TEXT SEGMENT
Amen.
RT

----- Original Message ----- 
From: "ariel abramovich" <[EMAIL PROTECTED]>
To: "Lutenet" <lute@cs.dartmouth.edu>
Sent: Monday, August 07, 2006 4:40 AM
Subject: [LUTE] Re: (was) Strings for chittarone


> Hi all,
>
> we've been in the subject before, many times.
> As most of you, I've heard people playing lutes strung in all sort of
> materials, both in concerts and recordings, with good and bad instruments.
> I've also used both and had the chance to experiment a bit.
>
> There's no point in arguing about taste but there're a couple of objective
> things:
>
> Most professional players don't use gut while playing concerts, because of
> intonation and other practical reasons.
> Audience do suffer our tuning problems more than we do (and more than what
> we think). They might not exactly know what's going on, but certainly
> perceive that something sounds simply bad, and that can be distracting and
> frustrating.
> On the other hand, in a modern (big) concert hall would be very difficult 
> to
> tell whether you're using gut or synthetic, ever for someone who's 
> trained.
> You're lucky if they can hear you.
>
> It is, at the end, a matter of values.
>
> More important to me, the string material is only a small fraction of the
> whole tone production process.
> Making a flexible sound (I wouldn't, again, say good or bad) takes years 
> of
> work and daily practice, and many people wouldn't want to "waist" time 
> doing
> that (for instances, some students just don't get the point).
> Why bothering then in spending absurd amounts of money in strings if the
> sounds is mainly in your fingers?
>
> I remember when I met Paul O' Dette back in 1995, and took for my lesson a
> very simple lute built in Buenos Aires that I played back then.
> No surprises here, he played and sounded just like PO'D, there was no 
> sings
> of a poor instrument anymore.
> The very same experience when I've studied with Hoppy, or with Eugène 
> Ferré:
> sound quality wasn't determined by the tool's quality (nor by the 
> strings).
>
>
> Synthetic or gut doesn't really get us closer or further away from
> Francesco, Dowland or Narváez and Newsidler.
> Understanding of the language, our skills with the instruments and
> inspiration does it, in my opinion.
>
> Apart from that, not all modern lutes are made for gut. Many modern makers
> test and conceive their instruments with/for synthetic and certainly don't
> have a gut sound in mind, for what strings material becomes something
> relative here.
>
>
> Again in a personal terrain, the best lute concerts and recordings I've
> heard were performed with synthetic, and by any chance I felt I was 
> missing
> something.

RAW DATA
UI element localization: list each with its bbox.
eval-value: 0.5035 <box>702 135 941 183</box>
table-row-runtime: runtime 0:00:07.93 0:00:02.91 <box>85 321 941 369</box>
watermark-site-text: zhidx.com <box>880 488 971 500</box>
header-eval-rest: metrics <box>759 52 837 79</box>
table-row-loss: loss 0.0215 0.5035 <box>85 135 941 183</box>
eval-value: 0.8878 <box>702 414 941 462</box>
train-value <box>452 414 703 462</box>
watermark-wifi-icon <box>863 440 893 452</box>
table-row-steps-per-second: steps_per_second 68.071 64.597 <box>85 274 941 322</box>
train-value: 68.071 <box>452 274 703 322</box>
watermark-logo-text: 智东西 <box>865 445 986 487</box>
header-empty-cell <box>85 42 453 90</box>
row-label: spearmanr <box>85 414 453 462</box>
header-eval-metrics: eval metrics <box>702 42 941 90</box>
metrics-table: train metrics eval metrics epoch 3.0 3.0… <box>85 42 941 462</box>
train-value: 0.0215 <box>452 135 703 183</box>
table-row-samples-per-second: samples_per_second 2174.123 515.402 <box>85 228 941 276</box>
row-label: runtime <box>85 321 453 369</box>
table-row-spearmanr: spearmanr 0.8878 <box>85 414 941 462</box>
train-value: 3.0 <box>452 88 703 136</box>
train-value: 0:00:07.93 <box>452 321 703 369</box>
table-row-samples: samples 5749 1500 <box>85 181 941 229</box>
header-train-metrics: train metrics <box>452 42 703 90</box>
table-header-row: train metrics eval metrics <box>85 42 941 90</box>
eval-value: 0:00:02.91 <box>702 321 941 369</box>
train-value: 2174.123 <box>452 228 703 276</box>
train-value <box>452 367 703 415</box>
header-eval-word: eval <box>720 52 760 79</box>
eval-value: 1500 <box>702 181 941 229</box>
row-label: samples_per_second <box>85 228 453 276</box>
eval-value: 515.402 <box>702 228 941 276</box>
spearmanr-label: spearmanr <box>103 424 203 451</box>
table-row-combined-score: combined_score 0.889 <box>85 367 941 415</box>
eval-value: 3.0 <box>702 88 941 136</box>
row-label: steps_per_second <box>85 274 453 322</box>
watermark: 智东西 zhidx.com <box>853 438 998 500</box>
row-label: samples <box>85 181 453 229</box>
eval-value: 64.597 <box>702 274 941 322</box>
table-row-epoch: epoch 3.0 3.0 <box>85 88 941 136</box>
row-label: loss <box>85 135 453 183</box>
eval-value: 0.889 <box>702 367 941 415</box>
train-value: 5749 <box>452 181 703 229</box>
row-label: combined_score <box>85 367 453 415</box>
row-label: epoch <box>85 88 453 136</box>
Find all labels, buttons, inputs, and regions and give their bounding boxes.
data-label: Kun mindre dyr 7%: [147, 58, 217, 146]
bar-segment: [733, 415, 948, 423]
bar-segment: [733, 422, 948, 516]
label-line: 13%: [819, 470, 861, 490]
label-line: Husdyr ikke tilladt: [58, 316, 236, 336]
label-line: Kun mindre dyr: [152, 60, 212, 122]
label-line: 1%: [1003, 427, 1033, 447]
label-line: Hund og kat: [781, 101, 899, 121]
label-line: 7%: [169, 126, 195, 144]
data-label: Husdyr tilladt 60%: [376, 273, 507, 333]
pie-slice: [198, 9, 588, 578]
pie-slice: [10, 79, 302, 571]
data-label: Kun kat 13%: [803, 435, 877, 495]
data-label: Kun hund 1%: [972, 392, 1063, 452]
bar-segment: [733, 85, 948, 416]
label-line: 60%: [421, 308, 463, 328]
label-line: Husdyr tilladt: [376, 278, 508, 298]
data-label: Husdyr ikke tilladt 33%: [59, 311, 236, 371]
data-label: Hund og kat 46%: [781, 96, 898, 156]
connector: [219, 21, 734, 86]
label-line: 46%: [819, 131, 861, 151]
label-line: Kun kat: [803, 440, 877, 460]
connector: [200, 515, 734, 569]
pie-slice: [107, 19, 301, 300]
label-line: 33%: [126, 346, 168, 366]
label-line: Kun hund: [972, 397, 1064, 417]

WHAT THIS EXERCISE ASKS
[1] Rewrite the paragraph of the email about lute strings that begins "Most professional players don't use gut" as a short bulleted list, keeping its main facts.
[2] Extend the email about lute strings, beginning right after its final sentence.
The rows are separate material from the email about lute strings.

ANSWERS PER TASK
[1]
- Most professional players avoid gut in concerts because of intonation and other practical reasons.
- Audiences suffer from tuning problems more than players do, and more than players think.
- Listeners may not know what is wrong, but they sense that something sounds bad, which can be distracting and frustrating.
- In a large modern concert hall, it would be very hard to tell gut from synthetic strings, even for a trained listener.
- A player is lucky to be heard there at all.

[2]
>
> Gut strings have very nice qualities, but I wouldn't exaggerate their
> importance.
>
> Saludos,
>              Ariel.
>
>
>
>
>
>> Chris
>>
>>> about gut strings in the past: our gut is _not_ "their
>>> gut." (i.e. the exact same type of string that was
>>> made back in the day.)  Therefore, whatever you decide
>>
>> I'd say that the gut strings of all the different gut string makers of
>> today, with their variety of products with quite different 
>> characteristics
>> and sound, all come closer to a sound a lute player of old had with his
>> variety of gut strings available to him, closer than a modern string of
>> uniform material. Gut is a complex material resulting in a complex sound.
>> No
>> two strings are the same, such a baroque concept! Baroque art is like
>> custard with lumps, not processed yoghurt with artificial vanilla 
>> flavour.
>> All nylgut is nylgut, all carbon is carbon, all nylon is nylon. How can
>> you
>> enter a world of complex 'organic' sounds with a uniform 'synthetic'
>> sound?
>> A good wine is not the same as a cheap softdrink, but if you drink the
>> latter often enough, you might start to like it. I agree that gut (basses
>> especially) might be an aquired taste, but aren't those the most
>> enjoyable?
>> I like gut strings for all the reasons stated above, not because they are
>> exactly the same as the strings Francesco or Dowland had. But at the same
>> time I am convinced that playing on non-gut strings will certainly get me
>> further away from a sound of Francesco or Dowland.
>>
>> Why is it that lute players must be told their instruments were made for
>> gut
>> strings? Isn't it obvious?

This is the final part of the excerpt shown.